=== RECORDS FOR THE EXERCISE ===

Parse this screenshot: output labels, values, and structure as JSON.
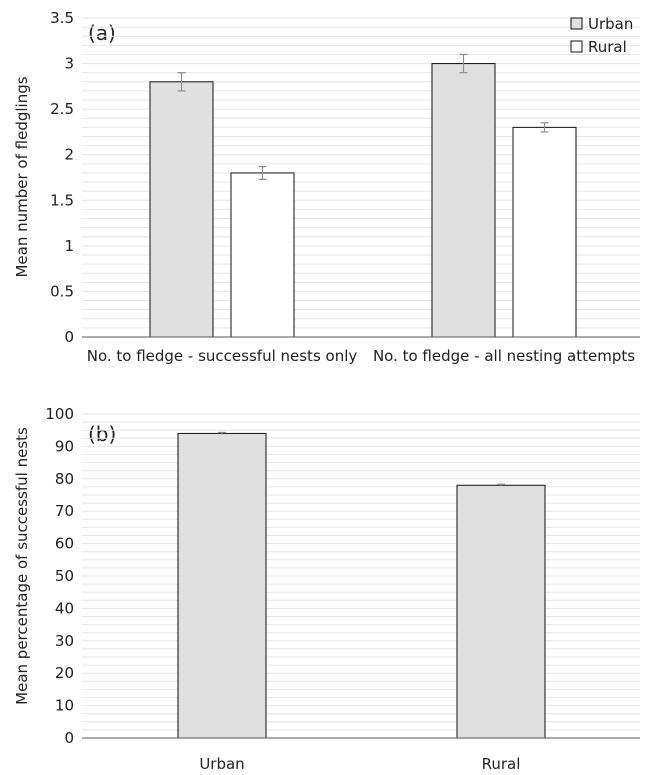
{
  "chart_data": [
    {
      "type": "bar",
      "panel_label": "(a)",
      "categories": [
        "No. to fledge - successful nests only",
        "No. to fledge - all nesting attempts"
      ],
      "series": [
        {
          "name": "Urban",
          "values": [
            2.8,
            3.0
          ],
          "errors": [
            0.1,
            0.1
          ],
          "color": "#e0e0e0"
        },
        {
          "name": "Rural",
          "values": [
            1.8,
            2.3
          ],
          "errors": [
            0.07,
            0.05
          ],
          "color": "#ffffff"
        }
      ],
      "ylabel": "Mean number of fledglings",
      "xlabel": "",
      "ylim": [
        0,
        3.5
      ],
      "yticks": [
        "0",
        "0.5",
        "1",
        "1.5",
        "2",
        "2.5",
        "3",
        "3.5"
      ],
      "ytick_values": [
        0,
        0.5,
        1,
        1.5,
        2,
        2.5,
        3,
        3.5
      ],
      "grid": true,
      "legend": "top-right"
    },
    {
      "type": "bar",
      "panel_label": "(b)",
      "categories": [
        "Urban",
        "Rural"
      ],
      "values": [
        94,
        78
      ],
      "errors": [
        0.3,
        0.3
      ],
      "bar_color": "#e0e0e0",
      "ylabel": "Mean percentage of successful nests",
      "xlabel": "",
      "ylim": [
        0,
        100
      ],
      "yticks": [
        "0",
        "10",
        "20",
        "30",
        "40",
        "50",
        "60",
        "70",
        "80",
        "90",
        "100"
      ],
      "ytick_values": [
        0,
        10,
        20,
        30,
        40,
        50,
        60,
        70,
        80,
        90,
        100
      ],
      "grid": true
    }
  ]
}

===

- WORK TO BE COMPLETED
Restate each entry word for word, please, but drop any images it holds.

- SOLUTION
Parse this screenshot: output labels, values, and structure as JSON.
{
  "chart_data": [
    {
      "type": "bar",
      "panel_label": "(a)",
      "categories": [
        "No. to fledge - successful nests only",
        "No. to fledge - all nesting attempts"
      ],
      "series": [
        {
          "name": "Urban",
          "values": [
            2.8,
            3.0
          ],
          "errors": [
            0.1,
            0.1
          ],
          "color": "#e0e0e0"
        },
        {
          "name": "Rural",
          "values": [
            1.8,
            2.3
          ],
          "errors": [
            0.07,
            0.05
          ],
          "color": "#ffffff"
        }
      ],
      "ylabel": "Mean number of fledglings",
      "xlabel": "",
      "ylim": [
        0,
        3.5
      ],
      "yticks": [
        "0",
        "0.5",
        "1",
        "1.5",
        "2",
        "2.5",
        "3",
        "3.5"
      ],
      "ytick_values": [
        0,
        0.5,
        1,
        1.5,
        2,
        2.5,
        3,
        3.5
      ],
      "grid": true,
      "legend": "top-right"
    },
    {
      "type": "bar",
      "panel_label": "(b)",
      "categories": [
        "Urban",
        "Rural"
      ],
      "values": [
        94,
        78
      ],
      "errors": [
        0.3,
        0.3
      ],
      "bar_color": "#e0e0e0",
      "ylabel": "Mean percentage of successful nests",
      "xlabel": "",
      "ylim": [
        0,
        100
      ],
      "yticks": [
        "0",
        "10",
        "20",
        "30",
        "40",
        "50",
        "60",
        "70",
        "80",
        "90",
        "100"
      ],
      "ytick_values": [
        0,
        10,
        20,
        30,
        40,
        50,
        60,
        70,
        80,
        90,
        100
      ],
      "grid": true
    }
  ]
}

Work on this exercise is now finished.